### [Short task]
Copy each line containing the word "Timers" from the records that follow, please.
* * * *
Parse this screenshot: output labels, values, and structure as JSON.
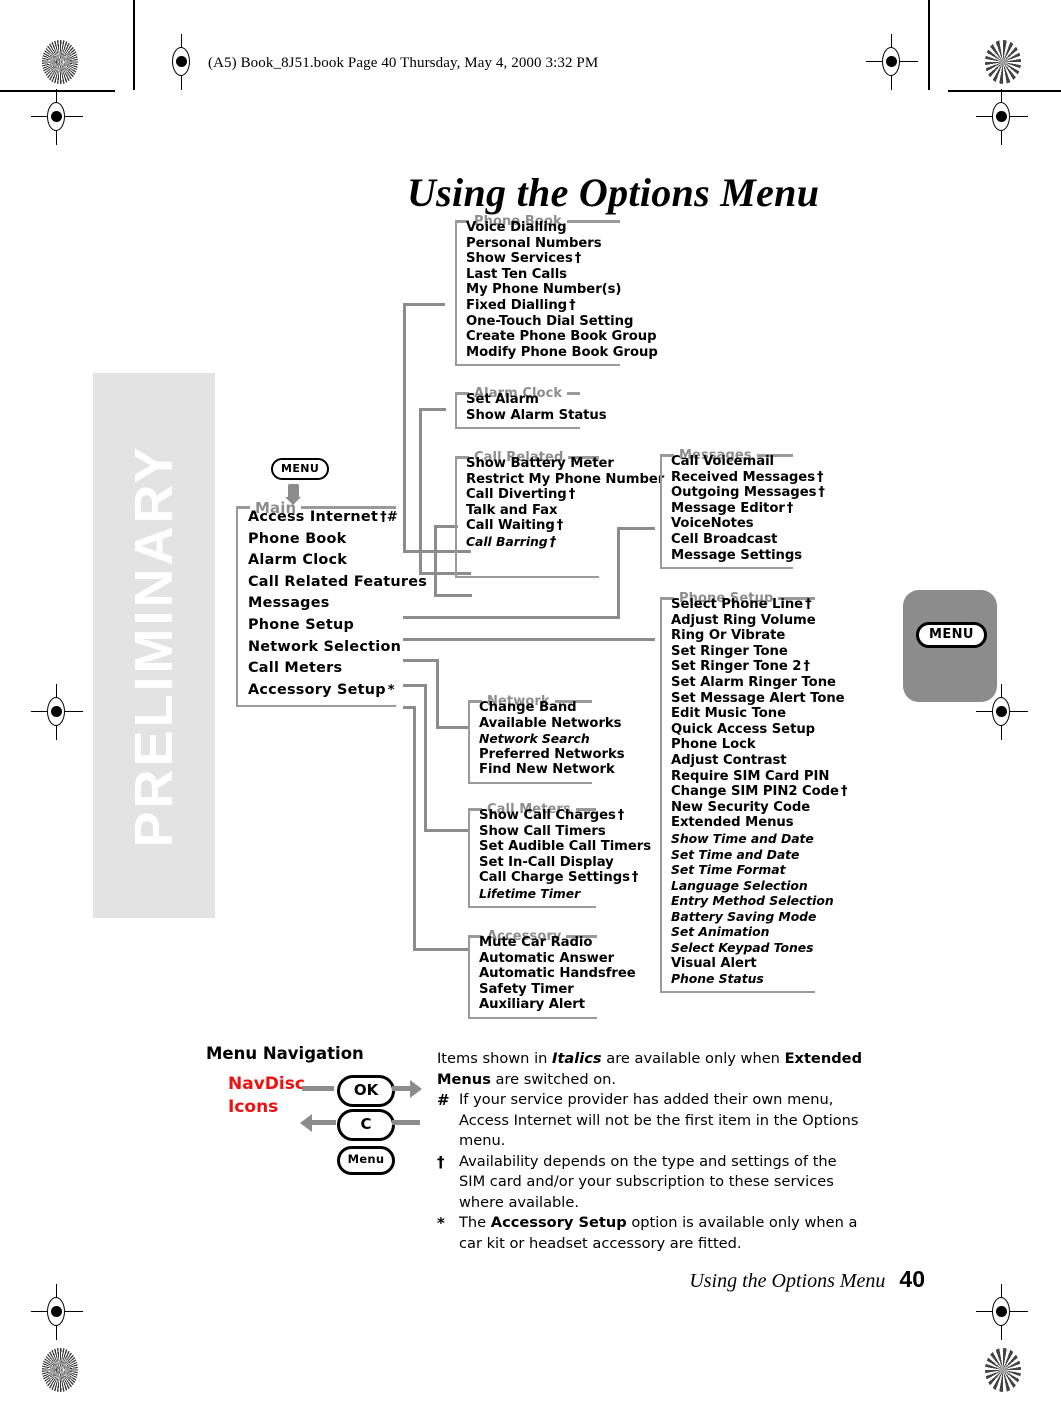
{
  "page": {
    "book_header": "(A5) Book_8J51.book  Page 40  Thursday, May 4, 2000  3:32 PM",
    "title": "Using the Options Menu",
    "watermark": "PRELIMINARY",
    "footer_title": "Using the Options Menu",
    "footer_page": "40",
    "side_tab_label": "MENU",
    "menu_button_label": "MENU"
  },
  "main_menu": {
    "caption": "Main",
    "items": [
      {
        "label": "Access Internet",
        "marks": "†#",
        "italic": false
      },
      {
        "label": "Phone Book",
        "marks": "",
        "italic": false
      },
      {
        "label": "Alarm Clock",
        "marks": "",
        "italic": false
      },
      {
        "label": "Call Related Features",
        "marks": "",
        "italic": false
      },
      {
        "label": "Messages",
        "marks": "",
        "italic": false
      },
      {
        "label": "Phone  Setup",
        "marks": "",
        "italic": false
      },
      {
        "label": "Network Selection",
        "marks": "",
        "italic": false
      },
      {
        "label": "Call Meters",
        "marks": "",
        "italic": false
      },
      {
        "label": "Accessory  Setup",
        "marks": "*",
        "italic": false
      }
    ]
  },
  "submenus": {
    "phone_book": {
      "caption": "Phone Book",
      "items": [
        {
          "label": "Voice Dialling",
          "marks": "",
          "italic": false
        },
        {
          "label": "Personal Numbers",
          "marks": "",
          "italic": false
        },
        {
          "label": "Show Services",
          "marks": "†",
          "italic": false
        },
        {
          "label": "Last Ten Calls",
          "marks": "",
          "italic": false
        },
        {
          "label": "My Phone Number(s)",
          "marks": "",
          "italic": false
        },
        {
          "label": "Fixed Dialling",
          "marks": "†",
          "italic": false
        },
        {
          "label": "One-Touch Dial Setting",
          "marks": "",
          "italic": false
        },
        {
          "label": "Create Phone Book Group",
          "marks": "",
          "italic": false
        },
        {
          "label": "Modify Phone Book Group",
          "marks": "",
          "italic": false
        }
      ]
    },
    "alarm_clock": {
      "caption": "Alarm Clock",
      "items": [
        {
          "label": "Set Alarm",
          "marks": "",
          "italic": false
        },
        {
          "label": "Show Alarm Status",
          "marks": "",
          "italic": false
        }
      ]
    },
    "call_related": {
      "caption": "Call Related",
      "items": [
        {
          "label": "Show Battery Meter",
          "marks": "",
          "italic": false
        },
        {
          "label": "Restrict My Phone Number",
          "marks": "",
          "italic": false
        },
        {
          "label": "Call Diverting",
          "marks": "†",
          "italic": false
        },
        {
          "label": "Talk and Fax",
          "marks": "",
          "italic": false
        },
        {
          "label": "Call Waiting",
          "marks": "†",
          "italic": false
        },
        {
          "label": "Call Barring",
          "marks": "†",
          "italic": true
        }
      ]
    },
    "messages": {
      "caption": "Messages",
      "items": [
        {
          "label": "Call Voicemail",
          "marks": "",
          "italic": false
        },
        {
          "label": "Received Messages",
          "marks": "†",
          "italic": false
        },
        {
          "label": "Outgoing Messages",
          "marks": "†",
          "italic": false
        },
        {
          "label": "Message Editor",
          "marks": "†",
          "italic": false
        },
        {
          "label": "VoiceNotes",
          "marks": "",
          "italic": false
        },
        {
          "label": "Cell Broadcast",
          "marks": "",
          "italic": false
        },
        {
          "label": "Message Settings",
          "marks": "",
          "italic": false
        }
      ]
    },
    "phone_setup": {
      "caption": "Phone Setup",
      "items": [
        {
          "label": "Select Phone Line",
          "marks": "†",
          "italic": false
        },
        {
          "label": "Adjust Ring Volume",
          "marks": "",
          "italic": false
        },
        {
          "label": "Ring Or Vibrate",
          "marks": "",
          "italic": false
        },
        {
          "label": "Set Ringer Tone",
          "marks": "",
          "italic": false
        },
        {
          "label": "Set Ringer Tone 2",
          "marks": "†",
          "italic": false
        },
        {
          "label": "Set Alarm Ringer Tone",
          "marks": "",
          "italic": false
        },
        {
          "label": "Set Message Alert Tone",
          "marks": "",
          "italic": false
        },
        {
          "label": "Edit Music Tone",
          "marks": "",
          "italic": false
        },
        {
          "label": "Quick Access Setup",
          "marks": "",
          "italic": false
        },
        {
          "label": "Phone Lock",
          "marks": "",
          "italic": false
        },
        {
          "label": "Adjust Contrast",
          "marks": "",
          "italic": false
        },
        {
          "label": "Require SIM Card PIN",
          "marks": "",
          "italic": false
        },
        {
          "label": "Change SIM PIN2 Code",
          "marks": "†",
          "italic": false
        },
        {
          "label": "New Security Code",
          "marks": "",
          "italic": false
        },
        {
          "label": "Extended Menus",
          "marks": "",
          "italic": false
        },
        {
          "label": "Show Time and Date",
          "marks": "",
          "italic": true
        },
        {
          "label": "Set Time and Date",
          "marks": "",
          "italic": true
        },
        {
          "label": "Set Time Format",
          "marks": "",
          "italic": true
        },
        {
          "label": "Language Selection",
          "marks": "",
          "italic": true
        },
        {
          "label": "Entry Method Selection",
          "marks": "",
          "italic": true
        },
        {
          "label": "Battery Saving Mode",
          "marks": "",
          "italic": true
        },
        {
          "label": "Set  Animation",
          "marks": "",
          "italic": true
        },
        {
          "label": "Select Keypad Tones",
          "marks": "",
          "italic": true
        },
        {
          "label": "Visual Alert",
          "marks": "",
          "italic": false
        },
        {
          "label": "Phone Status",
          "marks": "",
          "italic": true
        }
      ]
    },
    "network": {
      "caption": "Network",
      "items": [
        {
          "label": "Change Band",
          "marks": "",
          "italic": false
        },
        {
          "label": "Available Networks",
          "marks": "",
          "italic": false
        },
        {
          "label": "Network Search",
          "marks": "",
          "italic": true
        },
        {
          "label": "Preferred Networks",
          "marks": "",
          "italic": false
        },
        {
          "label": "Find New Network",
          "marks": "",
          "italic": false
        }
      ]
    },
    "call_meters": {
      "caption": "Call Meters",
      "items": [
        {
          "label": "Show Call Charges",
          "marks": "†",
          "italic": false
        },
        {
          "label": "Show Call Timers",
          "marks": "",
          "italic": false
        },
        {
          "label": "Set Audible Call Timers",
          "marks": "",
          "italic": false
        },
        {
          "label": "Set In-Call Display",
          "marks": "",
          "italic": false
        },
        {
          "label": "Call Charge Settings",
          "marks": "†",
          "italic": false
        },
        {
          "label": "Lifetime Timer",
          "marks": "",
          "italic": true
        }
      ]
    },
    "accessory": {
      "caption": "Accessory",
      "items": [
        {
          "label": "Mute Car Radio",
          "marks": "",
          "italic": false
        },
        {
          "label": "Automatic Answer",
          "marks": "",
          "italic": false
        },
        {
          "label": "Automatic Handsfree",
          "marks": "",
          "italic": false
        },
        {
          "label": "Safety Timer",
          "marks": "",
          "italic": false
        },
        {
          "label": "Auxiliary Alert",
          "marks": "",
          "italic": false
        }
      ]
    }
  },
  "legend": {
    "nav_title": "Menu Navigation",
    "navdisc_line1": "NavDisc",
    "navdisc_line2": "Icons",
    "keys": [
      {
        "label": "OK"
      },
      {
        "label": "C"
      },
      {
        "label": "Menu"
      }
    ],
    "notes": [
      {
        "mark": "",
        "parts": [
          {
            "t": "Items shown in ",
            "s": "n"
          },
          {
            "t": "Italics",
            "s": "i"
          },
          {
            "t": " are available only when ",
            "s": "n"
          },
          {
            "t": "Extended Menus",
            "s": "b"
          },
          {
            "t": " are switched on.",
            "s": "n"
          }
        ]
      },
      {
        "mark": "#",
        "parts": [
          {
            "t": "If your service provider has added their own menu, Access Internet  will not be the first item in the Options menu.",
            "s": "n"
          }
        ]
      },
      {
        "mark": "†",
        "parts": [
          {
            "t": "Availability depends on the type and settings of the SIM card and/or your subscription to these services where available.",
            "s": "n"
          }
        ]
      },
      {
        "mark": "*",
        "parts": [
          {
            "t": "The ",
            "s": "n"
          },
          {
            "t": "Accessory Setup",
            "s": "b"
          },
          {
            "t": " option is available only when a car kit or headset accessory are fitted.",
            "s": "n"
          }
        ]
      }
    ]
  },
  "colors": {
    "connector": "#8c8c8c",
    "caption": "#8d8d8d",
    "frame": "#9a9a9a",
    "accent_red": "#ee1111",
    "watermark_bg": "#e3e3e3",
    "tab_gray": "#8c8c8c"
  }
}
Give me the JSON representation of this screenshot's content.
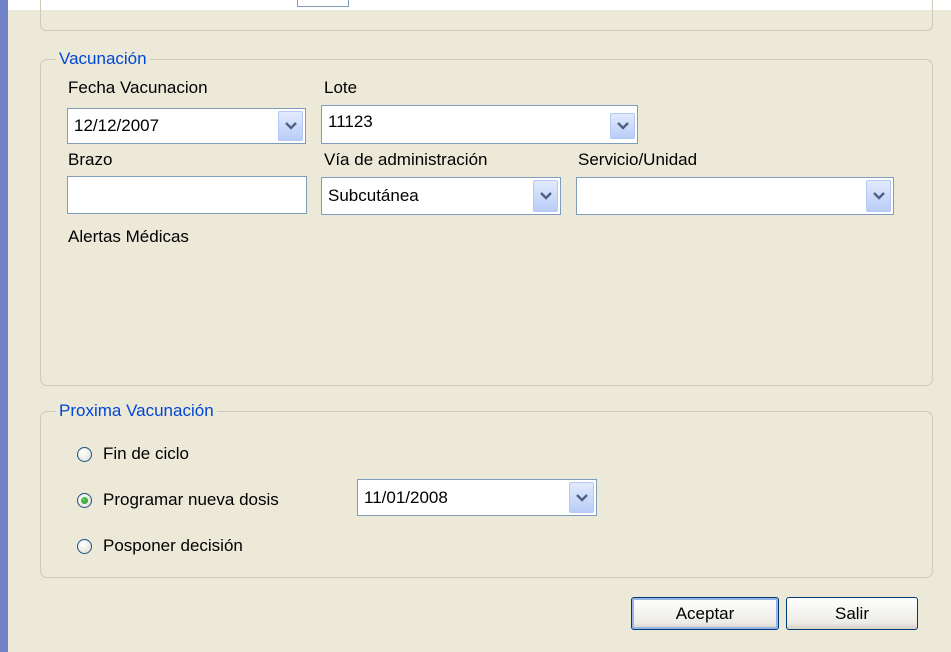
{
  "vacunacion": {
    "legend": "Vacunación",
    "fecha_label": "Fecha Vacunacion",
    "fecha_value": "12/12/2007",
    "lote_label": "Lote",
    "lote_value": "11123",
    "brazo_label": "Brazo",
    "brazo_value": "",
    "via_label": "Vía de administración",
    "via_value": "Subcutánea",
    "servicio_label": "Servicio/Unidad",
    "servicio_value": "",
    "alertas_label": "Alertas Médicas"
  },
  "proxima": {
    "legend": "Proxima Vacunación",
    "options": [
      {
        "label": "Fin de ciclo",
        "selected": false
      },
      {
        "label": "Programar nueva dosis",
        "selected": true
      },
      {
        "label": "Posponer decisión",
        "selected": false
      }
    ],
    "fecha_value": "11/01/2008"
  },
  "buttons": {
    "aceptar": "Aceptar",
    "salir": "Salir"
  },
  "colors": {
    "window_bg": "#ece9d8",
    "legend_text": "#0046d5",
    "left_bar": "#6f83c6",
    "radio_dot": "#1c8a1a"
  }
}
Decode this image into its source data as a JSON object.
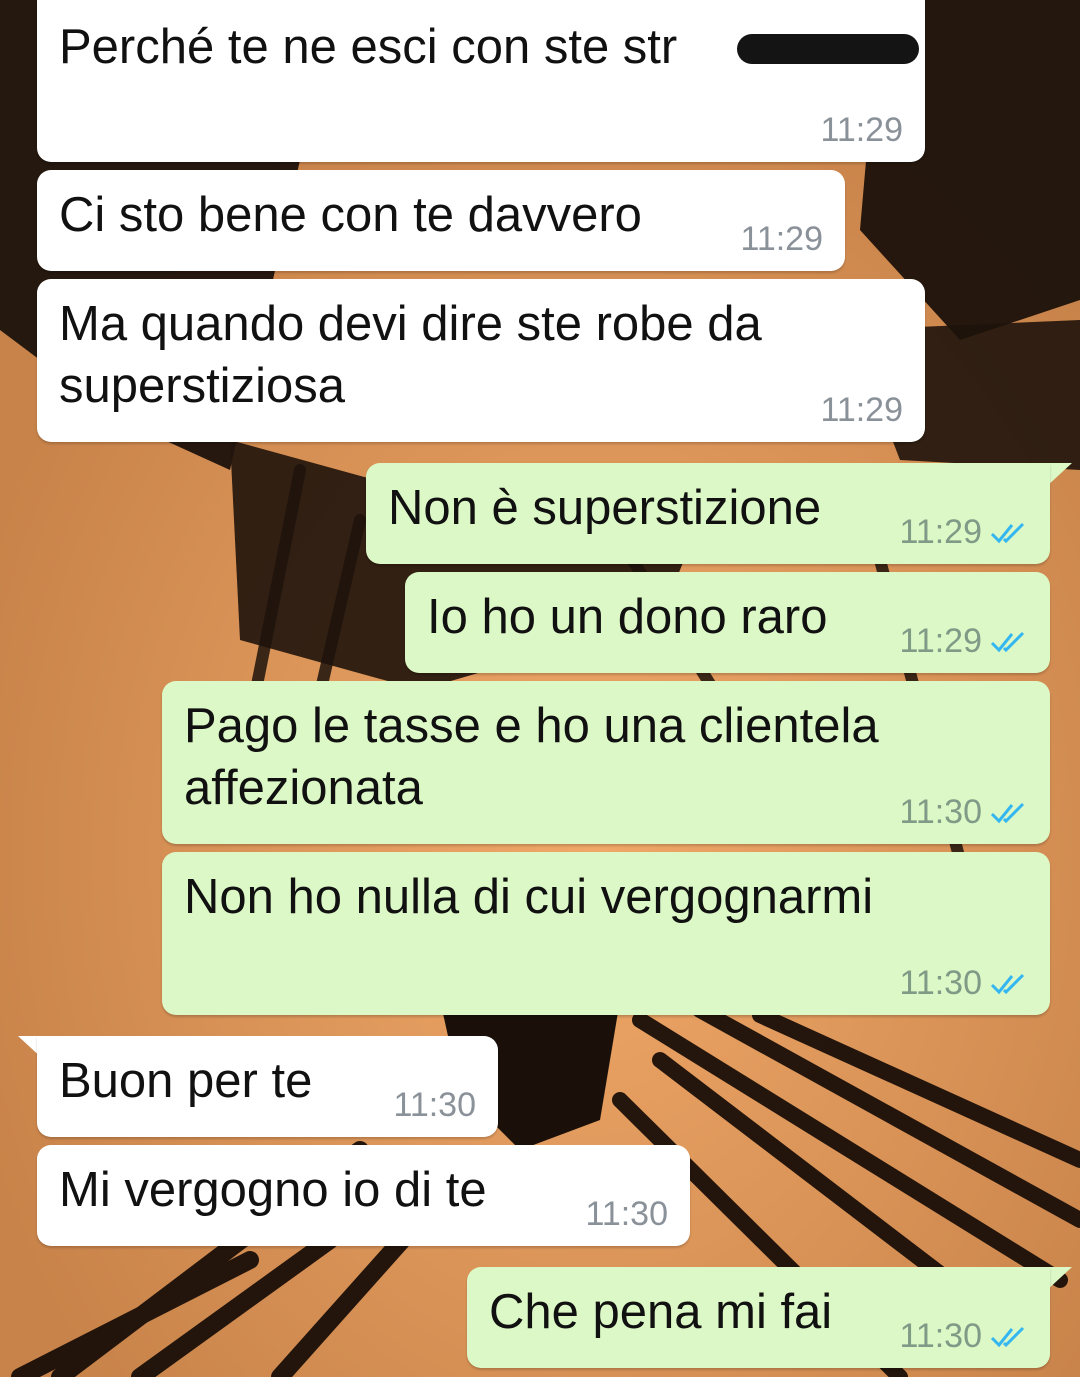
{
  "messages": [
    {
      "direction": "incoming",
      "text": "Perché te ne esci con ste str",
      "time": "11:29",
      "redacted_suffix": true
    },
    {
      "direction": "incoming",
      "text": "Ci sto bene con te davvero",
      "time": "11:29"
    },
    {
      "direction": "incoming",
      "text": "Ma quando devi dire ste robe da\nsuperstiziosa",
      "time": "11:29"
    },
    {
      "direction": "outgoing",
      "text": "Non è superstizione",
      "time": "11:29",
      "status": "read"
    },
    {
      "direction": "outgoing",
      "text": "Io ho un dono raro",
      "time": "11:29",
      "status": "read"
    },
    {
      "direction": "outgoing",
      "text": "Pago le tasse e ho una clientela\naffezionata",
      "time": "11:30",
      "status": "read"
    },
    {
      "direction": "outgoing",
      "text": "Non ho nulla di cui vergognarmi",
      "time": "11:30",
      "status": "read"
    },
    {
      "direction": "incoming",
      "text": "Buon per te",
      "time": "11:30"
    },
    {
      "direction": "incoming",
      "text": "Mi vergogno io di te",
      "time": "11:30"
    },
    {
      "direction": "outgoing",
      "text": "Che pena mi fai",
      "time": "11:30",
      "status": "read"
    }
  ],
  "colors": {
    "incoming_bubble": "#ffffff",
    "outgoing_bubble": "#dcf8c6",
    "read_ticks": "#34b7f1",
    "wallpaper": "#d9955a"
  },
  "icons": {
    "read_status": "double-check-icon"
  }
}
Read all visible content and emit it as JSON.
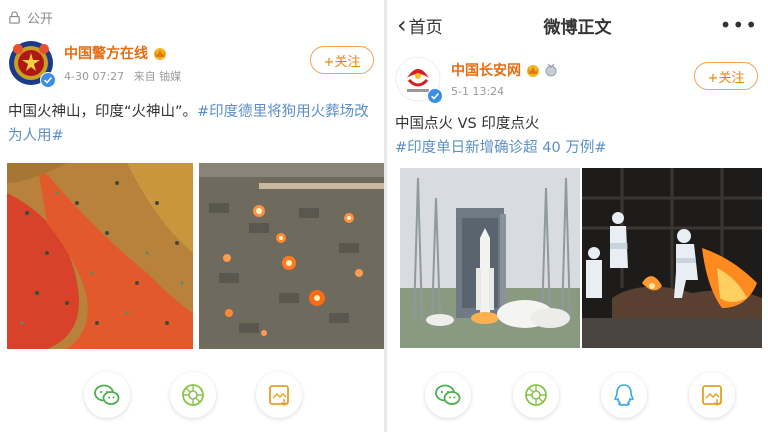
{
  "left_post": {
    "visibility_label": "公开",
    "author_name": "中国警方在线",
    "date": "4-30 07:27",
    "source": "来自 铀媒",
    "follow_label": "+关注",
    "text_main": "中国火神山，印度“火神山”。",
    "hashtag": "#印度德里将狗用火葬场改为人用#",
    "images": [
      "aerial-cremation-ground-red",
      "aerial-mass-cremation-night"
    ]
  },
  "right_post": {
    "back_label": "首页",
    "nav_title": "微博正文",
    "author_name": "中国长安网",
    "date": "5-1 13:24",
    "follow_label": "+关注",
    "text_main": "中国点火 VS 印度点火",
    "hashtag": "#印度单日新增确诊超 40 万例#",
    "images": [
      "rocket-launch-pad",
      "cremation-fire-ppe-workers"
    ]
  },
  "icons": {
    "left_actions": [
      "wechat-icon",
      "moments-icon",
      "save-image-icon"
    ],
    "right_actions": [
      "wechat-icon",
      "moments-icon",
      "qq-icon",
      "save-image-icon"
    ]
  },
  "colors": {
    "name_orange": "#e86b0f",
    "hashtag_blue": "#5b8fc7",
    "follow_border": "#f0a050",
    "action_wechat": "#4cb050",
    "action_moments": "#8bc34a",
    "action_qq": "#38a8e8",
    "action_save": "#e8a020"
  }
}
* * * *
### [Finished exercise]
          "label": "Show Call Timers",
          "label": "Set Audible Call Timers",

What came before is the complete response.